PROBLEM REQUIREMENTS =
Reproduce each of the items below verbatim, line for line, omitting the pictures from your output.

RECORDS FOR THE EXERCISE =
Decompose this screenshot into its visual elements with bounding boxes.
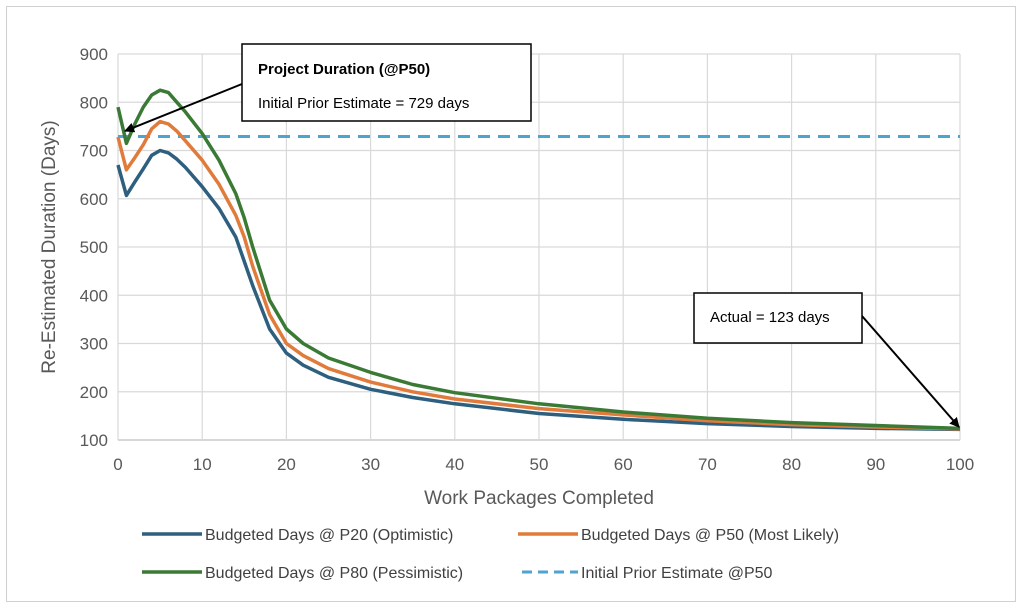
legend-label-0: Budgeted Days @ P20 (Optimistic)	[205, 527, 453, 544]
legend-label-3: Initial Prior Estimate @P50	[581, 565, 773, 582]
x-tick-label: 90	[866, 455, 885, 474]
x-tick-label: 70	[698, 455, 717, 474]
y-axis-title: Re-Estimated Duration (Days)	[39, 120, 60, 373]
series-line-2	[116, 88, 961, 431]
y-tick-label: 500	[80, 238, 108, 257]
series-line-0	[116, 148, 961, 432]
annotation-arrow-actual	[861, 315, 960, 428]
x-tick-label: 60	[614, 455, 633, 474]
x-tick-label: 30	[361, 455, 380, 474]
annotation-actual-text: Actual = 123 days	[710, 309, 830, 326]
annotation-arrow-project-duration	[124, 83, 243, 133]
y-tick-label: 200	[80, 383, 108, 402]
legend-label-1: Budgeted Days @ P50 (Most Likely)	[581, 527, 839, 544]
y-tick-label: 100	[80, 431, 108, 450]
chart-frame	[6, 6, 1016, 602]
y-tick-label: 800	[80, 93, 108, 112]
x-tick-label: 40	[445, 455, 464, 474]
x-tick-label: 20	[277, 455, 296, 474]
x-tick-label: 50	[530, 455, 549, 474]
y-tick-label: 400	[80, 286, 108, 305]
x-tick-label: 100	[946, 455, 974, 474]
x-tick-label: 80	[782, 455, 801, 474]
y-tick-label: 300	[80, 335, 108, 354]
annotation-box-actual	[693, 292, 863, 344]
y-tick-label: 700	[80, 142, 108, 161]
annotation-box-project-duration	[241, 43, 532, 122]
series-line-1	[116, 119, 961, 431]
annotation-title: Project Duration (@P50)	[258, 61, 430, 78]
y-tick-label: 600	[80, 190, 108, 209]
annotation-text: Initial Prior Estimate = 729 days	[258, 95, 469, 112]
x-axis-title: Work Packages Completed	[424, 488, 654, 509]
x-tick-label: 0	[113, 455, 122, 474]
legend-label-2: Budgeted Days @ P80 (Pessimistic)	[205, 565, 463, 582]
y-tick-label: 900	[80, 45, 108, 64]
x-tick-label: 10	[193, 455, 212, 474]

ANSWER TO THE PROBLEM =
Decompose this screenshot into its visual elements with bounding boxes.
legend-label-0: Budgeted Days @ P20 (Optimistic)	[205, 527, 453, 544]
legend-label-3: Initial Prior Estimate @P50	[581, 565, 773, 582]
x-tick-label: 90	[866, 455, 885, 474]
x-tick-label: 70	[698, 455, 717, 474]
y-axis-title: Re-Estimated Duration (Days)	[39, 120, 60, 373]
series-line-2	[116, 88, 961, 431]
y-tick-label: 500	[80, 238, 108, 257]
series-line-0	[116, 148, 961, 432]
annotation-arrow-actual	[861, 315, 960, 428]
x-tick-label: 60	[614, 455, 633, 474]
x-tick-label: 30	[361, 455, 380, 474]
annotation-actual-text: Actual = 123 days	[710, 309, 830, 326]
annotation-arrow-project-duration	[124, 83, 243, 133]
y-tick-label: 200	[80, 383, 108, 402]
legend-label-1: Budgeted Days @ P50 (Most Likely)	[581, 527, 839, 544]
y-tick-label: 100	[80, 431, 108, 450]
chart-frame	[6, 6, 1016, 602]
y-tick-label: 800	[80, 93, 108, 112]
x-tick-label: 40	[445, 455, 464, 474]
x-tick-label: 20	[277, 455, 296, 474]
x-tick-label: 50	[530, 455, 549, 474]
y-tick-label: 400	[80, 286, 108, 305]
x-tick-label: 100	[946, 455, 974, 474]
x-tick-label: 80	[782, 455, 801, 474]
y-tick-label: 300	[80, 335, 108, 354]
annotation-box-actual	[693, 292, 863, 344]
y-tick-label: 700	[80, 142, 108, 161]
annotation-box-project-duration	[241, 43, 532, 122]
series-line-1	[116, 119, 961, 431]
annotation-title: Project Duration (@P50)	[258, 61, 430, 78]
y-tick-label: 600	[80, 190, 108, 209]
annotation-text: Initial Prior Estimate = 729 days	[258, 95, 469, 112]
x-axis-title: Work Packages Completed	[424, 488, 654, 509]
x-tick-label: 0	[113, 455, 122, 474]
legend-label-2: Budgeted Days @ P80 (Pessimistic)	[205, 565, 463, 582]
y-tick-label: 900	[80, 45, 108, 64]
x-tick-label: 10	[193, 455, 212, 474]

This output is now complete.